Task description:
Omit all images. Transcribe the rest of the material below exactly.

Data shown:
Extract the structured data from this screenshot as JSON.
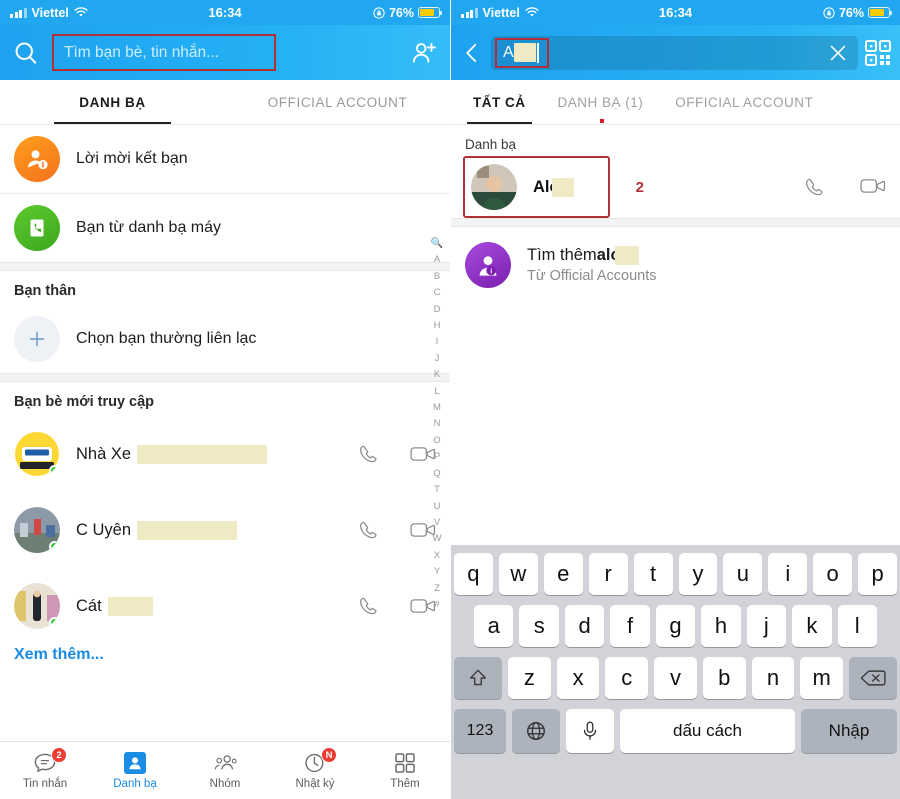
{
  "status_bar": {
    "carrier": "Viettel",
    "time": "16:34",
    "battery_percent": "76%",
    "wifi_icon": "wifi-icon",
    "signal_icon": "signal-bars-icon",
    "lock_icon": "rotation-lock-icon",
    "battery_icon": "battery-icon",
    "battery_color": "#ffcc00",
    "background_color": "#20a7f0"
  },
  "left_screen": {
    "search": {
      "placeholder": "Tìm bạn bè, tin nhắn...",
      "search_icon": "search-icon",
      "add_friend_icon": "add-friend-icon",
      "highlight_color": "#b0303a"
    },
    "tabs": [
      {
        "label": "DANH BẠ",
        "active": true
      },
      {
        "label": "OFFICIAL ACCOUNT",
        "active": false
      }
    ],
    "menu_items": [
      {
        "label": "Lời mời kết bạn",
        "icon": "friend-request-icon",
        "color": "#f4711d"
      },
      {
        "label": "Bạn từ danh bạ máy",
        "icon": "phonebook-icon",
        "color": "#3ba81e"
      }
    ],
    "favorites": {
      "title": "Bạn thân",
      "add_label": "Chọn bạn thường liên lạc",
      "add_icon": "plus-icon"
    },
    "recent": {
      "title": "Bạn bè mới truy cập",
      "contacts": [
        {
          "name": "Nhà Xe",
          "redacted_width": 130,
          "avatar": "bus-company-logo",
          "online": true,
          "call_icon": "phone-icon",
          "video_icon": "video-camera-icon"
        },
        {
          "name": "C Uyên",
          "redacted_width": 100,
          "avatar": "photo-avatar",
          "online": true,
          "call_icon": "phone-icon",
          "video_icon": "video-camera-icon"
        },
        {
          "name": "Cát",
          "redacted_width": 45,
          "avatar": "photo-avatar",
          "online": true,
          "call_icon": "phone-icon",
          "video_icon": "video-camera-icon"
        }
      ],
      "see_more": "Xem thêm..."
    },
    "alpha_index": [
      "A",
      "B",
      "C",
      "D",
      "H",
      "I",
      "J",
      "K",
      "L",
      "M",
      "N",
      "O",
      "P",
      "Q",
      "T",
      "U",
      "V",
      "W",
      "X",
      "Y",
      "Z",
      "#"
    ],
    "alpha_index_search_icon": "search-icon",
    "tabbar": [
      {
        "label": "Tin nhắn",
        "icon": "message-icon",
        "badge": "2",
        "active": false
      },
      {
        "label": "Danh bạ",
        "icon": "contacts-icon",
        "badge": "",
        "active": true
      },
      {
        "label": "Nhóm",
        "icon": "group-icon",
        "badge": "",
        "active": false
      },
      {
        "label": "Nhật ký",
        "icon": "clock-diary-icon",
        "badge": "N",
        "active": false
      },
      {
        "label": "Thêm",
        "icon": "grid-more-icon",
        "badge": "",
        "active": false
      }
    ]
  },
  "right_screen": {
    "search": {
      "back_icon": "back-chevron-icon",
      "query": "Alo",
      "clear_icon": "close-x-icon",
      "qr_icon": "qr-code-icon",
      "highlight_color": "#b0303a"
    },
    "tabs": [
      {
        "label": "TẤT CẢ",
        "active": true,
        "dot": false
      },
      {
        "label": "DANH BẠ (1)",
        "active": false,
        "dot": true
      },
      {
        "label": "OFFICIAL ACCOUNT",
        "active": false,
        "dot": false
      }
    ],
    "results_section_title": "Danh bạ",
    "result": {
      "name": "Alo",
      "redacted_width": 22,
      "avatar": "photo-avatar",
      "annotation_number": "2",
      "call_icon": "phone-icon",
      "video_icon": "video-camera-icon"
    },
    "official_account": {
      "title_prefix": "Tìm thêm ",
      "title_query": "alo",
      "redacted_width": 24,
      "subtitle": "Từ Official Accounts",
      "icon": "official-account-icon",
      "color": "#7b1fb0"
    },
    "keyboard": {
      "row1": [
        "q",
        "w",
        "e",
        "r",
        "t",
        "y",
        "u",
        "i",
        "o",
        "p"
      ],
      "row2": [
        "a",
        "s",
        "d",
        "f",
        "g",
        "h",
        "j",
        "k",
        "l"
      ],
      "row3": [
        "z",
        "x",
        "c",
        "v",
        "b",
        "n",
        "m"
      ],
      "shift_icon": "shift-arrow-icon",
      "backspace_icon": "backspace-icon",
      "numbers_key": "123",
      "globe_icon": "globe-icon",
      "mic_icon": "microphone-icon",
      "space_key": "dấu cách",
      "enter_key": "Nhập"
    }
  }
}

Exercise solution:
Extract the structured data from this screenshot as JSON.
{
  "status_bar": {
    "carrier": "Viettel",
    "time": "16:34",
    "battery_percent": "76%",
    "wifi_icon": "wifi-icon",
    "signal_icon": "signal-bars-icon",
    "lock_icon": "rotation-lock-icon",
    "battery_icon": "battery-icon",
    "battery_color": "#ffcc00",
    "background_color": "#20a7f0"
  },
  "left_screen": {
    "search": {
      "placeholder": "Tìm bạn bè, tin nhắn...",
      "search_icon": "search-icon",
      "add_friend_icon": "add-friend-icon",
      "highlight_color": "#b0303a"
    },
    "tabs": [
      {
        "label": "DANH BẠ",
        "active": true
      },
      {
        "label": "OFFICIAL ACCOUNT",
        "active": false
      }
    ],
    "menu_items": [
      {
        "label": "Lời mời kết bạn",
        "icon": "friend-request-icon",
        "color": "#f4711d"
      },
      {
        "label": "Bạn từ danh bạ máy",
        "icon": "phonebook-icon",
        "color": "#3ba81e"
      }
    ],
    "favorites": {
      "title": "Bạn thân",
      "add_label": "Chọn bạn thường liên lạc",
      "add_icon": "plus-icon"
    },
    "recent": {
      "title": "Bạn bè mới truy cập",
      "contacts": [
        {
          "name": "Nhà Xe",
          "redacted_width": 130,
          "avatar": "bus-company-logo",
          "online": true,
          "call_icon": "phone-icon",
          "video_icon": "video-camera-icon"
        },
        {
          "name": "C Uyên",
          "redacted_width": 100,
          "avatar": "photo-avatar",
          "online": true,
          "call_icon": "phone-icon",
          "video_icon": "video-camera-icon"
        },
        {
          "name": "Cát",
          "redacted_width": 45,
          "avatar": "photo-avatar",
          "online": true,
          "call_icon": "phone-icon",
          "video_icon": "video-camera-icon"
        }
      ],
      "see_more": "Xem thêm..."
    },
    "alpha_index": [
      "A",
      "B",
      "C",
      "D",
      "H",
      "I",
      "J",
      "K",
      "L",
      "M",
      "N",
      "O",
      "P",
      "Q",
      "T",
      "U",
      "V",
      "W",
      "X",
      "Y",
      "Z",
      "#"
    ],
    "alpha_index_search_icon": "search-icon",
    "tabbar": [
      {
        "label": "Tin nhắn",
        "icon": "message-icon",
        "badge": "2",
        "active": false
      },
      {
        "label": "Danh bạ",
        "icon": "contacts-icon",
        "badge": "",
        "active": true
      },
      {
        "label": "Nhóm",
        "icon": "group-icon",
        "badge": "",
        "active": false
      },
      {
        "label": "Nhật ký",
        "icon": "clock-diary-icon",
        "badge": "N",
        "active": false
      },
      {
        "label": "Thêm",
        "icon": "grid-more-icon",
        "badge": "",
        "active": false
      }
    ]
  },
  "right_screen": {
    "search": {
      "back_icon": "back-chevron-icon",
      "query": "Alo",
      "clear_icon": "close-x-icon",
      "qr_icon": "qr-code-icon",
      "highlight_color": "#b0303a"
    },
    "tabs": [
      {
        "label": "TẤT CẢ",
        "active": true,
        "dot": false
      },
      {
        "label": "DANH BẠ (1)",
        "active": false,
        "dot": true
      },
      {
        "label": "OFFICIAL ACCOUNT",
        "active": false,
        "dot": false
      }
    ],
    "results_section_title": "Danh bạ",
    "result": {
      "name": "Alo",
      "redacted_width": 22,
      "avatar": "photo-avatar",
      "annotation_number": "2",
      "call_icon": "phone-icon",
      "video_icon": "video-camera-icon"
    },
    "official_account": {
      "title_prefix": "Tìm thêm ",
      "title_query": "alo",
      "redacted_width": 24,
      "subtitle": "Từ Official Accounts",
      "icon": "official-account-icon",
      "color": "#7b1fb0"
    },
    "keyboard": {
      "row1": [
        "q",
        "w",
        "e",
        "r",
        "t",
        "y",
        "u",
        "i",
        "o",
        "p"
      ],
      "row2": [
        "a",
        "s",
        "d",
        "f",
        "g",
        "h",
        "j",
        "k",
        "l"
      ],
      "row3": [
        "z",
        "x",
        "c",
        "v",
        "b",
        "n",
        "m"
      ],
      "shift_icon": "shift-arrow-icon",
      "backspace_icon": "backspace-icon",
      "numbers_key": "123",
      "globe_icon": "globe-icon",
      "mic_icon": "microphone-icon",
      "space_key": "dấu cách",
      "enter_key": "Nhập"
    }
  }
}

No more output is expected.